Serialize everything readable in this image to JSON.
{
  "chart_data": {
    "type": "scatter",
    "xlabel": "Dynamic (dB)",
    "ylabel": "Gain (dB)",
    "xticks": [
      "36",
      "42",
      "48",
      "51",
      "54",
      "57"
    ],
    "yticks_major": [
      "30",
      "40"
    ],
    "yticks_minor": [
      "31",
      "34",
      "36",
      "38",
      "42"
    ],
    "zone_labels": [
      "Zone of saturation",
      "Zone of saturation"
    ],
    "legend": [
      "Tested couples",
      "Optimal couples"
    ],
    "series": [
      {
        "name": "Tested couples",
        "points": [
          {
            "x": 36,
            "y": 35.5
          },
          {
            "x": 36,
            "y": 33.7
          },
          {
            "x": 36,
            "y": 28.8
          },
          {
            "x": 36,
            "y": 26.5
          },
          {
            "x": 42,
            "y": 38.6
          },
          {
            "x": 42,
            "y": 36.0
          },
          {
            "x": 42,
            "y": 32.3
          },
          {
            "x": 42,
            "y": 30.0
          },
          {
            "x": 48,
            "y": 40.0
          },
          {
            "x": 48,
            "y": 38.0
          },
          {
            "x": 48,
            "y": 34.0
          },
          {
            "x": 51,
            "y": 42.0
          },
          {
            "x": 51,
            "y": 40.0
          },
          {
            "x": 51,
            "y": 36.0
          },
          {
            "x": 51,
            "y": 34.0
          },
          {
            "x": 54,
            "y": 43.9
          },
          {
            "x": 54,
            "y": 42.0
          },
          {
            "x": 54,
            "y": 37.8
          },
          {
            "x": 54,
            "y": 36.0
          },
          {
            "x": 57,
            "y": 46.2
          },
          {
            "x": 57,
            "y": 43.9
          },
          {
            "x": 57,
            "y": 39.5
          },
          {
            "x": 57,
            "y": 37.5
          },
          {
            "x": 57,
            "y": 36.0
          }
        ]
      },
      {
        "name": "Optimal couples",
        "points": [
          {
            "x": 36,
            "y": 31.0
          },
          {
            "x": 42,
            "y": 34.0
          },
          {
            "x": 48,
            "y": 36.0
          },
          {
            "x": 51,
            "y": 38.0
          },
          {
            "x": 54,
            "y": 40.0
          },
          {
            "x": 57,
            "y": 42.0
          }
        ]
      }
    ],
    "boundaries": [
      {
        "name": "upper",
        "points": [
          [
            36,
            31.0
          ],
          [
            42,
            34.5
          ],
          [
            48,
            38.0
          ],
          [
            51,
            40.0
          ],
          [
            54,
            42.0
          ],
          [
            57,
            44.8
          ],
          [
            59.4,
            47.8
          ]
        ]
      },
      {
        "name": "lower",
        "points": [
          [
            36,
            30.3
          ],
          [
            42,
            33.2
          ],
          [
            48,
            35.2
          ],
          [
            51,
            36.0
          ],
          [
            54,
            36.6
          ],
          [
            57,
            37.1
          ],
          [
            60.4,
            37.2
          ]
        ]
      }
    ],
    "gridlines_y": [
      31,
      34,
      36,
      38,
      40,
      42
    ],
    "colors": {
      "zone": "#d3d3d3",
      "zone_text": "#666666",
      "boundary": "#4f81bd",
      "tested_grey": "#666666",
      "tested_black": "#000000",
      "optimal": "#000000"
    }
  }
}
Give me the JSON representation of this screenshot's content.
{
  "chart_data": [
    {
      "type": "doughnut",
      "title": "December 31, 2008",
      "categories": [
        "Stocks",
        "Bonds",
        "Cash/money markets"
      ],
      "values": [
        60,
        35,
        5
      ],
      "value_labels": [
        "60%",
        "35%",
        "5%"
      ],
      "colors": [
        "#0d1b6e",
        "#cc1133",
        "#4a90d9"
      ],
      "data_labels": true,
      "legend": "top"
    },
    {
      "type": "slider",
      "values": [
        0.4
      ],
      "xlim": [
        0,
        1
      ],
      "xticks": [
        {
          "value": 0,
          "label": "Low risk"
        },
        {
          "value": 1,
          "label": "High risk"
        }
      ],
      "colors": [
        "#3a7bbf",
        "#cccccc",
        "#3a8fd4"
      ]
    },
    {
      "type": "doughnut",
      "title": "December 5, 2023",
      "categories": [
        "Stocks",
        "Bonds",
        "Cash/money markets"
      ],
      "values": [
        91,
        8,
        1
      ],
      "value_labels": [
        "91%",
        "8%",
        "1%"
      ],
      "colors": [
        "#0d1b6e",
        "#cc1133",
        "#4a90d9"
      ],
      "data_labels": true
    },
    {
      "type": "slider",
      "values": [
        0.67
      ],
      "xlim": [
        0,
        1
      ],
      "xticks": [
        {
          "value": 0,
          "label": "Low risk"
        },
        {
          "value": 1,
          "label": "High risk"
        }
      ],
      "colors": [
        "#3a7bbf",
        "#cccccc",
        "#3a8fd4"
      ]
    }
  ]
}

* _DESCRIPTION OF THE TASK_
Your task is to retype all of the records exactly.

* _EXERCISE SOLUTION_
Serialize everything readable in this image to JSON.
{
  "chart_data": {
    "type": "scatter",
    "xlabel": "Dynamic (dB)",
    "ylabel": "Gain (dB)",
    "xticks": [
      "36",
      "42",
      "48",
      "51",
      "54",
      "57"
    ],
    "yticks_major": [
      "30",
      "40"
    ],
    "yticks_minor": [
      "31",
      "34",
      "36",
      "38",
      "42"
    ],
    "zone_labels": [
      "Zone of saturation",
      "Zone of saturation"
    ],
    "legend": [
      "Tested couples",
      "Optimal couples"
    ],
    "series": [
      {
        "name": "Tested couples",
        "points": [
          {
            "x": 36,
            "y": 35.5
          },
          {
            "x": 36,
            "y": 33.7
          },
          {
            "x": 36,
            "y": 28.8
          },
          {
            "x": 36,
            "y": 26.5
          },
          {
            "x": 42,
            "y": 38.6
          },
          {
            "x": 42,
            "y": 36.0
          },
          {
            "x": 42,
            "y": 32.3
          },
          {
            "x": 42,
            "y": 30.0
          },
          {
            "x": 48,
            "y": 40.0
          },
          {
            "x": 48,
            "y": 38.0
          },
          {
            "x": 48,
            "y": 34.0
          },
          {
            "x": 51,
            "y": 42.0
          },
          {
            "x": 51,
            "y": 40.0
          },
          {
            "x": 51,
            "y": 36.0
          },
          {
            "x": 51,
            "y": 34.0
          },
          {
            "x": 54,
            "y": 43.9
          },
          {
            "x": 54,
            "y": 42.0
          },
          {
            "x": 54,
            "y": 37.8
          },
          {
            "x": 54,
            "y": 36.0
          },
          {
            "x": 57,
            "y": 46.2
          },
          {
            "x": 57,
            "y": 43.9
          },
          {
            "x": 57,
            "y": 39.5
          },
          {
            "x": 57,
            "y": 37.5
          },
          {
            "x": 57,
            "y": 36.0
          }
        ]
      },
      {
        "name": "Optimal couples",
        "points": [
          {
            "x": 36,
            "y": 31.0
          },
          {
            "x": 42,
            "y": 34.0
          },
          {
            "x": 48,
            "y": 36.0
          },
          {
            "x": 51,
            "y": 38.0
          },
          {
            "x": 54,
            "y": 40.0
          },
          {
            "x": 57,
            "y": 42.0
          }
        ]
      }
    ],
    "boundaries": [
      {
        "name": "upper",
        "points": [
          [
            36,
            31.0
          ],
          [
            42,
            34.5
          ],
          [
            48,
            38.0
          ],
          [
            51,
            40.0
          ],
          [
            54,
            42.0
          ],
          [
            57,
            44.8
          ],
          [
            59.4,
            47.8
          ]
        ]
      },
      {
        "name": "lower",
        "points": [
          [
            36,
            30.3
          ],
          [
            42,
            33.2
          ],
          [
            48,
            35.2
          ],
          [
            51,
            36.0
          ],
          [
            54,
            36.6
          ],
          [
            57,
            37.1
          ],
          [
            60.4,
            37.2
          ]
        ]
      }
    ],
    "gridlines_y": [
      31,
      34,
      36,
      38,
      40,
      42
    ],
    "colors": {
      "zone": "#d3d3d3",
      "zone_text": "#666666",
      "boundary": "#4f81bd",
      "tested_grey": "#666666",
      "tested_black": "#000000",
      "optimal": "#000000"
    }
  }
}
Give me the JSON representation of this screenshot's content.
{
  "chart_data": [
    {
      "type": "doughnut",
      "title": "December 31, 2008",
      "categories": [
        "Stocks",
        "Bonds",
        "Cash/money markets"
      ],
      "values": [
        60,
        35,
        5
      ],
      "value_labels": [
        "60%",
        "35%",
        "5%"
      ],
      "colors": [
        "#0d1b6e",
        "#cc1133",
        "#4a90d9"
      ],
      "data_labels": true,
      "legend": "top"
    },
    {
      "type": "slider",
      "values": [
        0.4
      ],
      "xlim": [
        0,
        1
      ],
      "xticks": [
        {
          "value": 0,
          "label": "Low risk"
        },
        {
          "value": 1,
          "label": "High risk"
        }
      ],
      "colors": [
        "#3a7bbf",
        "#cccccc",
        "#3a8fd4"
      ]
    },
    {
      "type": "doughnut",
      "title": "December 5, 2023",
      "categories": [
        "Stocks",
        "Bonds",
        "Cash/money markets"
      ],
      "values": [
        91,
        8,
        1
      ],
      "value_labels": [
        "91%",
        "8%",
        "1%"
      ],
      "colors": [
        "#0d1b6e",
        "#cc1133",
        "#4a90d9"
      ],
      "data_labels": true
    },
    {
      "type": "slider",
      "values": [
        0.67
      ],
      "xlim": [
        0,
        1
      ],
      "xticks": [
        {
          "value": 0,
          "label": "Low risk"
        },
        {
          "value": 1,
          "label": "High risk"
        }
      ],
      "colors": [
        "#3a7bbf",
        "#cccccc",
        "#3a8fd4"
      ]
    }
  ]
}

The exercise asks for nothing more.